- What you have to do
Every line that contains the word "Manager" should be copied out.

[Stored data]
⁂
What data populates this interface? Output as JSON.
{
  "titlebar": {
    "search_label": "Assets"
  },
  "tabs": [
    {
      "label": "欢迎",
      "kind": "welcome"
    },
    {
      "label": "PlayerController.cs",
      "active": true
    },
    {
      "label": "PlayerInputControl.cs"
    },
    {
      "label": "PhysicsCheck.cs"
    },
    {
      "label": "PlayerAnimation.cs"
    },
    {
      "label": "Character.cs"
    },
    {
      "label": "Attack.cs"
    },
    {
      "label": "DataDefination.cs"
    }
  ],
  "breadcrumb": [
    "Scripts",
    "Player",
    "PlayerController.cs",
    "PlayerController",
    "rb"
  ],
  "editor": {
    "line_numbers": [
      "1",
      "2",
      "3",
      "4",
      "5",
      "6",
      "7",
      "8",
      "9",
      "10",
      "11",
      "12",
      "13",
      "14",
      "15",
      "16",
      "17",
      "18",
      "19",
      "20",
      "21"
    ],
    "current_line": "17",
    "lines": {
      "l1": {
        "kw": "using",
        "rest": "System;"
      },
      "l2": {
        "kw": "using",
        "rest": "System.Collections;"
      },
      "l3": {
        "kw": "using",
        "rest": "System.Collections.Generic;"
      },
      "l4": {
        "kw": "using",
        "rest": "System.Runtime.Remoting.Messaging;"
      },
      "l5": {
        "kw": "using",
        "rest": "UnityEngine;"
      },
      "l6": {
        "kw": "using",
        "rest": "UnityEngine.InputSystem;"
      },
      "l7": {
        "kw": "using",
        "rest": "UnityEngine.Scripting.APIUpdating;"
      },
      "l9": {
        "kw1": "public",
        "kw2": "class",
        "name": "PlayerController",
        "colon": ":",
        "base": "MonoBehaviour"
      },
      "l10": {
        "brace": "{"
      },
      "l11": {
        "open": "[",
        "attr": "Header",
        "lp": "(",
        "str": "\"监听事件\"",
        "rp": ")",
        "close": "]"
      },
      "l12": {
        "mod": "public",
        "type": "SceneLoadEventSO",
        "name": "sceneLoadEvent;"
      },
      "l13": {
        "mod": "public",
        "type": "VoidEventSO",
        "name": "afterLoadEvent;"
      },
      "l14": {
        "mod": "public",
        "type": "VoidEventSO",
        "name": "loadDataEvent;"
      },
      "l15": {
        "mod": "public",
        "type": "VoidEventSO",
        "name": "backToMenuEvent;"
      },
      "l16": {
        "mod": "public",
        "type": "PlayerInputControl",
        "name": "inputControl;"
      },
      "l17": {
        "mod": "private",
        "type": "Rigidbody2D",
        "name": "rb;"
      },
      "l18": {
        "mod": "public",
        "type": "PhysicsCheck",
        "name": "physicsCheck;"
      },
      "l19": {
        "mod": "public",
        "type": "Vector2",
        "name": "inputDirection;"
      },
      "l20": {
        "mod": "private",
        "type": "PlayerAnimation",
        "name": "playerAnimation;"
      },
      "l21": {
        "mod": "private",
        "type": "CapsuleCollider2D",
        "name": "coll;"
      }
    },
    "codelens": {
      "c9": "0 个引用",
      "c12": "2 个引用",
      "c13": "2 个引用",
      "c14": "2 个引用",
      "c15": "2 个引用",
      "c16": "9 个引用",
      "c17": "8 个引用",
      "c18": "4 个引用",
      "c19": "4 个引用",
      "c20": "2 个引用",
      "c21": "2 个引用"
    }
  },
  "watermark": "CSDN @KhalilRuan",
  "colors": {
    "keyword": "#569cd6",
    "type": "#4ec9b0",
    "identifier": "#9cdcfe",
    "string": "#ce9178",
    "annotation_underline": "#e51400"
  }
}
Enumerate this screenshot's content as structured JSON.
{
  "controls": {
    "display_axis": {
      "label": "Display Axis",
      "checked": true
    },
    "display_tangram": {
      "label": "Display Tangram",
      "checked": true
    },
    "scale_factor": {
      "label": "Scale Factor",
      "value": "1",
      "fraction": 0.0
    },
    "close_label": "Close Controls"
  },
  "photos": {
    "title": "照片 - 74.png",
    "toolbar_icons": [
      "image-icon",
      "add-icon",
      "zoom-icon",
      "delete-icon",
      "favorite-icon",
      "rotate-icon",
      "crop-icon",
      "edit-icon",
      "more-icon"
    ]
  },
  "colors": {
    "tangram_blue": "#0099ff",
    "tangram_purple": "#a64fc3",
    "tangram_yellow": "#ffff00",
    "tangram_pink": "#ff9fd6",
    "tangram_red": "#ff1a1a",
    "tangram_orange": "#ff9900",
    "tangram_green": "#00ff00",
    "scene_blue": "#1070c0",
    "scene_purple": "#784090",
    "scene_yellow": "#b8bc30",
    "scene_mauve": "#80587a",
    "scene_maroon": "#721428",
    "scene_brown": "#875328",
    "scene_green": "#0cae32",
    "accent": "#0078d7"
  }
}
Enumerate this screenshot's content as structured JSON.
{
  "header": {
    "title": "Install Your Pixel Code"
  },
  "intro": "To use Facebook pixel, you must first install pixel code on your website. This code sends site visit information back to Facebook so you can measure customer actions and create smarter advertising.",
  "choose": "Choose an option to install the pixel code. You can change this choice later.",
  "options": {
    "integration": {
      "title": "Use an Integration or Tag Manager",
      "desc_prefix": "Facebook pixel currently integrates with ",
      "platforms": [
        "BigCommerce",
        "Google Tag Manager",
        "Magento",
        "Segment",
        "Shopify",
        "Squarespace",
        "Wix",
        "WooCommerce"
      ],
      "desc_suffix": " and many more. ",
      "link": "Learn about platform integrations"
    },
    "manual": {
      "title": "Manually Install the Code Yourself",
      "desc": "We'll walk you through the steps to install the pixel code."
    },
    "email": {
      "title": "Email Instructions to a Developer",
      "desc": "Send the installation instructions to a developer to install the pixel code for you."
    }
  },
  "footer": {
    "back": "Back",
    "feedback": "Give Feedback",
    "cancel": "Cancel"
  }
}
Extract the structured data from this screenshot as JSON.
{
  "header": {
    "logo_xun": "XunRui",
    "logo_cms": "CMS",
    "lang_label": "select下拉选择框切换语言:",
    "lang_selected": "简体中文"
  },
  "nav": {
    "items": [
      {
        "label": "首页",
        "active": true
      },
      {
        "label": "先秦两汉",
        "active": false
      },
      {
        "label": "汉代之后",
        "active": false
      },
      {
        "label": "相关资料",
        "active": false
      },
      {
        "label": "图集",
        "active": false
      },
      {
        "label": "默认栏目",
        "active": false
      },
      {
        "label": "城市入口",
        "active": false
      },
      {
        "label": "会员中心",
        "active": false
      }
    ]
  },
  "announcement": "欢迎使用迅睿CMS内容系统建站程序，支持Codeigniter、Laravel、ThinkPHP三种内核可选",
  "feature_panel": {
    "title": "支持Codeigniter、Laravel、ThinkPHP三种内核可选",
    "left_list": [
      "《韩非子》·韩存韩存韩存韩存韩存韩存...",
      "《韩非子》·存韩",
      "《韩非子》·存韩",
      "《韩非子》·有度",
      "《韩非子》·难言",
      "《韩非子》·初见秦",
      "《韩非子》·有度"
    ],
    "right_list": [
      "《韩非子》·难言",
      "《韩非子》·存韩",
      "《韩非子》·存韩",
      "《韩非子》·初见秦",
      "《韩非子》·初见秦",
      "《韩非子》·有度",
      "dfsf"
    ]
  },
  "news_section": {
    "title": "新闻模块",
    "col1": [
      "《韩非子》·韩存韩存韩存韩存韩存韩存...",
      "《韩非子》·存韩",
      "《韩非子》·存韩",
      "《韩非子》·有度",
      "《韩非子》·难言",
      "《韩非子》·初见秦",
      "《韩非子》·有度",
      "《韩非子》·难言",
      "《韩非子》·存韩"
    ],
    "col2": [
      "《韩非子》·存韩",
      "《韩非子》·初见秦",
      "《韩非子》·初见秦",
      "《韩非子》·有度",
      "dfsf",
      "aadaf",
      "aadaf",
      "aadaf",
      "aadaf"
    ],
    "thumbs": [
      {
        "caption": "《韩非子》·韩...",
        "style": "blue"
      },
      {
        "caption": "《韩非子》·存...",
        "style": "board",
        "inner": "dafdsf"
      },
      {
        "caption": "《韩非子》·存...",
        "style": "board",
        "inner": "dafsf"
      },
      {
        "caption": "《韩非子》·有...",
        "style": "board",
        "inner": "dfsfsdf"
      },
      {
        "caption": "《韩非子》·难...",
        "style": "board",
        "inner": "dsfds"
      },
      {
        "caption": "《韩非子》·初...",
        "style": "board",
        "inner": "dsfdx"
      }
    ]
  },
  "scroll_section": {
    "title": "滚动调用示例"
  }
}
⁂
- Final result
      "title": "Use an Integration or Tag Manager",
        "Google Tag Manager",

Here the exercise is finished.